### Exercise:
Find the lines of data that contain the string "into", then list them.

### Stored data:
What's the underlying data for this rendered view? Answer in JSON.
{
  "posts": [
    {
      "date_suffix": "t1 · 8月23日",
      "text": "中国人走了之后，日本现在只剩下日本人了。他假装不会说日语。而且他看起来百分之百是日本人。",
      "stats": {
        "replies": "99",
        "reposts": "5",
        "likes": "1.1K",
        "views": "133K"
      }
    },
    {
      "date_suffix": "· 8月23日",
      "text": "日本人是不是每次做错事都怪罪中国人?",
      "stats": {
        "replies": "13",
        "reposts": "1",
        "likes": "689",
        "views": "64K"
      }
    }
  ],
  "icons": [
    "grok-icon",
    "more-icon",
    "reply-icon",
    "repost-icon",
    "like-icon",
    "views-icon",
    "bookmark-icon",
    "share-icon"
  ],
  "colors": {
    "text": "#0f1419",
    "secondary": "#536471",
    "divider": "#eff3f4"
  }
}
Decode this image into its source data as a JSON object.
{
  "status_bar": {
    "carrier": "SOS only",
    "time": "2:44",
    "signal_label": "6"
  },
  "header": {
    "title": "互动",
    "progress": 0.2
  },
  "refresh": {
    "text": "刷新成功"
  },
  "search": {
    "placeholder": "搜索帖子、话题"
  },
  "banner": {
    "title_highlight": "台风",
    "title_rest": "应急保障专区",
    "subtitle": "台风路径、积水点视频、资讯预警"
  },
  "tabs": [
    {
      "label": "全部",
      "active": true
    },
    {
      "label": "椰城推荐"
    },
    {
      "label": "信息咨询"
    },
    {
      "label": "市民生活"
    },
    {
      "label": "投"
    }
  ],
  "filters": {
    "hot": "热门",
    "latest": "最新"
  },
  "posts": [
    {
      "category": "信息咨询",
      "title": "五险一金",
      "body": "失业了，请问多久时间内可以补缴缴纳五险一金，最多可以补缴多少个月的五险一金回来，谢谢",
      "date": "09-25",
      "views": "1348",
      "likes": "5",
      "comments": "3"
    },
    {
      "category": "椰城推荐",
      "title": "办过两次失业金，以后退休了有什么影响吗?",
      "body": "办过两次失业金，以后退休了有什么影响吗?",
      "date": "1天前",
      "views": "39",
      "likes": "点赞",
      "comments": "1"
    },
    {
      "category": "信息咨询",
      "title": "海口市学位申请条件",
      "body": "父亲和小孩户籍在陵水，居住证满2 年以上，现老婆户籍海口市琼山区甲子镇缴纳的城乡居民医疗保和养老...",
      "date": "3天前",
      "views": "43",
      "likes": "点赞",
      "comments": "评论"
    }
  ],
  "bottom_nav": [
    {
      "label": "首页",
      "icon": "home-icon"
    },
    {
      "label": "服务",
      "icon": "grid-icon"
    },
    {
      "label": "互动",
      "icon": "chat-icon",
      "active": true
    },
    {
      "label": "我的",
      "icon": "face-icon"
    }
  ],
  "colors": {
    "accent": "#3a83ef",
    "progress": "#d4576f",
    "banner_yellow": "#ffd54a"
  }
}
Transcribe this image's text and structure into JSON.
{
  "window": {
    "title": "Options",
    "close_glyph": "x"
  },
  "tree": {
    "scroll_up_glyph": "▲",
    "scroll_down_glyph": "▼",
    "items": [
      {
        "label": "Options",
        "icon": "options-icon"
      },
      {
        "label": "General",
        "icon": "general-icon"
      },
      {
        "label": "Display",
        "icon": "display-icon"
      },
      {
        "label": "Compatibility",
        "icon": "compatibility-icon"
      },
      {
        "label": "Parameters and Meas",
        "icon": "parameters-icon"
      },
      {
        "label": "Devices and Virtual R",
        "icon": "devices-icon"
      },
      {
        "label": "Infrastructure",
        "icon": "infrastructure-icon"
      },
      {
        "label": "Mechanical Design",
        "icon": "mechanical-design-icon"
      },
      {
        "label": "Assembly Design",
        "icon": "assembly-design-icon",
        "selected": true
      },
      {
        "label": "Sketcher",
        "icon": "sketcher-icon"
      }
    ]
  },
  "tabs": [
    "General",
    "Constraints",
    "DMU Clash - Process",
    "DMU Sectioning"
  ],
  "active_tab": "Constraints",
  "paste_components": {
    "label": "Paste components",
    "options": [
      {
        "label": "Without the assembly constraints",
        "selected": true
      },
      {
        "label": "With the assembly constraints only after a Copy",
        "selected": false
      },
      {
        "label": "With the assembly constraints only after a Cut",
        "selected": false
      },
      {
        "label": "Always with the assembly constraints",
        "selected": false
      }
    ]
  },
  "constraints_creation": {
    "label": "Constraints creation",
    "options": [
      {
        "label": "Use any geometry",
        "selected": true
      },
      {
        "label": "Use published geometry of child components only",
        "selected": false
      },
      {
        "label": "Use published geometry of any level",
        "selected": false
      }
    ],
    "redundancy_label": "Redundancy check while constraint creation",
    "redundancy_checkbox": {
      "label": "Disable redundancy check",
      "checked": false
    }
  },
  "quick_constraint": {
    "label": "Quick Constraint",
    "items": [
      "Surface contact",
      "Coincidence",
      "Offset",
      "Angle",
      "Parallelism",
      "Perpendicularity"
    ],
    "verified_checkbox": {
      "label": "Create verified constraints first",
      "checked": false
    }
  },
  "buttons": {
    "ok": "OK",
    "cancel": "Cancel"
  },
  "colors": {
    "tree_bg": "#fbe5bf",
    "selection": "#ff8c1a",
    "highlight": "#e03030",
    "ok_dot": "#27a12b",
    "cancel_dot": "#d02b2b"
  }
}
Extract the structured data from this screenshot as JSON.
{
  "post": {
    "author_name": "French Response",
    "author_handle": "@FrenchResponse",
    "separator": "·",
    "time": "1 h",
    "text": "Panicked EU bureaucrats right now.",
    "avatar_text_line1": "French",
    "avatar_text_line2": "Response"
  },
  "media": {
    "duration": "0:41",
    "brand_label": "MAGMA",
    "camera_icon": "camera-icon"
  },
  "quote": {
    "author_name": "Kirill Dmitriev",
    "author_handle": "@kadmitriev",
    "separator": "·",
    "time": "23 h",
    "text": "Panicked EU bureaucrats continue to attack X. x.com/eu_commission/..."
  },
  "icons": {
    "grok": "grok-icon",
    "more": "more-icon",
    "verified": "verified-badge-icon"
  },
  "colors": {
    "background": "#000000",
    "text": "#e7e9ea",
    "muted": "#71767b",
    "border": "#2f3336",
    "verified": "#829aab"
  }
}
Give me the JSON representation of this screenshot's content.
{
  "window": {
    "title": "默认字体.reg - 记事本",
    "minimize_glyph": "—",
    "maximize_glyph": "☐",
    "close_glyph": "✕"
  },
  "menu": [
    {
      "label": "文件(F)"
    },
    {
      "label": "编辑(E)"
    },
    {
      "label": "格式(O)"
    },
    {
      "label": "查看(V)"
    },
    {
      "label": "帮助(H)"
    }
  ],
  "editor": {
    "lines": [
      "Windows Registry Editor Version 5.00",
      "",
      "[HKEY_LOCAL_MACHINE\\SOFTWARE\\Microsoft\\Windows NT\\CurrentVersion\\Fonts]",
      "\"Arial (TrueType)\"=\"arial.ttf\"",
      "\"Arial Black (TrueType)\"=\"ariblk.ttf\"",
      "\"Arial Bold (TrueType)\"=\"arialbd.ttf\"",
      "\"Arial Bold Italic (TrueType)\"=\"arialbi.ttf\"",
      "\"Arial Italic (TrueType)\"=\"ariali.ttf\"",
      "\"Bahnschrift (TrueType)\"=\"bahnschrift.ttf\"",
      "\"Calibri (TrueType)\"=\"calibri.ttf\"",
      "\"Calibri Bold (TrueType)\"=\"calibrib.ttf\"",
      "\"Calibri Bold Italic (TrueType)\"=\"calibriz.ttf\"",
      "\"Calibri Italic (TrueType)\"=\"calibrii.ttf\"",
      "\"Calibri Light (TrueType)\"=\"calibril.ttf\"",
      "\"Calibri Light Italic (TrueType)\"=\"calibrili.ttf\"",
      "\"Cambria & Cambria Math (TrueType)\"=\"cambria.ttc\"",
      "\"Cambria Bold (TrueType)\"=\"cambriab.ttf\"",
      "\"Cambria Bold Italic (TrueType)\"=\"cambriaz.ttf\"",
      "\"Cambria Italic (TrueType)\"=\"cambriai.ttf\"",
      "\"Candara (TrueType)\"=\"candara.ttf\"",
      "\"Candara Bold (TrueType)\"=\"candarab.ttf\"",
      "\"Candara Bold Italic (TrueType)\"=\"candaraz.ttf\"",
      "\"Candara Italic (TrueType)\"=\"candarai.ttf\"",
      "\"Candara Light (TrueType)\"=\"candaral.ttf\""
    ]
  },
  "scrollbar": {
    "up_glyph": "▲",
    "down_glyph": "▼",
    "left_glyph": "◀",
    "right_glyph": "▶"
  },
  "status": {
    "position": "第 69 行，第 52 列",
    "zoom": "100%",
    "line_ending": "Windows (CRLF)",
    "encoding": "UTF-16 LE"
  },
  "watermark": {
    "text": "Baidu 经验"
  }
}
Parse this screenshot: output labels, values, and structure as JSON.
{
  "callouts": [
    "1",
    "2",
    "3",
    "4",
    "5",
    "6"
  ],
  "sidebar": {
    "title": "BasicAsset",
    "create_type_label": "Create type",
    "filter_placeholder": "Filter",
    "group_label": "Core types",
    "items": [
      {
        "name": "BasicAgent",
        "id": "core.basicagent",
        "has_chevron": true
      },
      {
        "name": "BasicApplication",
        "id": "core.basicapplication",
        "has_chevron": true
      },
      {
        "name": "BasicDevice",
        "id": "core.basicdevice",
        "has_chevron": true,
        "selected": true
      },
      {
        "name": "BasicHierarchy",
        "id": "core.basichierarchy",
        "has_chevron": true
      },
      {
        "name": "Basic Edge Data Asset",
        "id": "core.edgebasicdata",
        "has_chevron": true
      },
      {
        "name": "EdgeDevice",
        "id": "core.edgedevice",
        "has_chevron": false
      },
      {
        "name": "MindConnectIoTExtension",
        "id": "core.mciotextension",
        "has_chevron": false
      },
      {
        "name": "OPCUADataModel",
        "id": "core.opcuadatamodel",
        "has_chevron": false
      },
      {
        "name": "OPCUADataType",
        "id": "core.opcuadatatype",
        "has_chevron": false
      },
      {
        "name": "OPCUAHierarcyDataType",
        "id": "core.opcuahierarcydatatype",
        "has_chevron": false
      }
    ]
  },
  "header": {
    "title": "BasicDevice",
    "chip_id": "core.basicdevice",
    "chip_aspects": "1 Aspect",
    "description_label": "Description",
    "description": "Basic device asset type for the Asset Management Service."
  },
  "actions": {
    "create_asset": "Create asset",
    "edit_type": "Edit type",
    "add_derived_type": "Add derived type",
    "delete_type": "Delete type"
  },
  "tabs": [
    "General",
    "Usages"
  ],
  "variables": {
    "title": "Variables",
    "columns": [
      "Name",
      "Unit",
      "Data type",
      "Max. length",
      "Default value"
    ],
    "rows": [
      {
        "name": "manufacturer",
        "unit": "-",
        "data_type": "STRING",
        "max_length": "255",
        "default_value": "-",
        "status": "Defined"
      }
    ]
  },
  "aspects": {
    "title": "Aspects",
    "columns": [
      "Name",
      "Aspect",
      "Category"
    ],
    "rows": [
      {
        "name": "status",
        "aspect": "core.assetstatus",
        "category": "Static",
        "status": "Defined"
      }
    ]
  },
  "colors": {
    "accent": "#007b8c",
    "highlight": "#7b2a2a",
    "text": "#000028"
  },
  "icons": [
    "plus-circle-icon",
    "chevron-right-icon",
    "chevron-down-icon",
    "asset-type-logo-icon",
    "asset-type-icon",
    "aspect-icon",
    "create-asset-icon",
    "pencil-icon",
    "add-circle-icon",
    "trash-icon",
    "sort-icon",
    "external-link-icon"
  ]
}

### Written answer:
Decode this image into its source data as a JSON object.
Transcribe this image's text and structure into JSON.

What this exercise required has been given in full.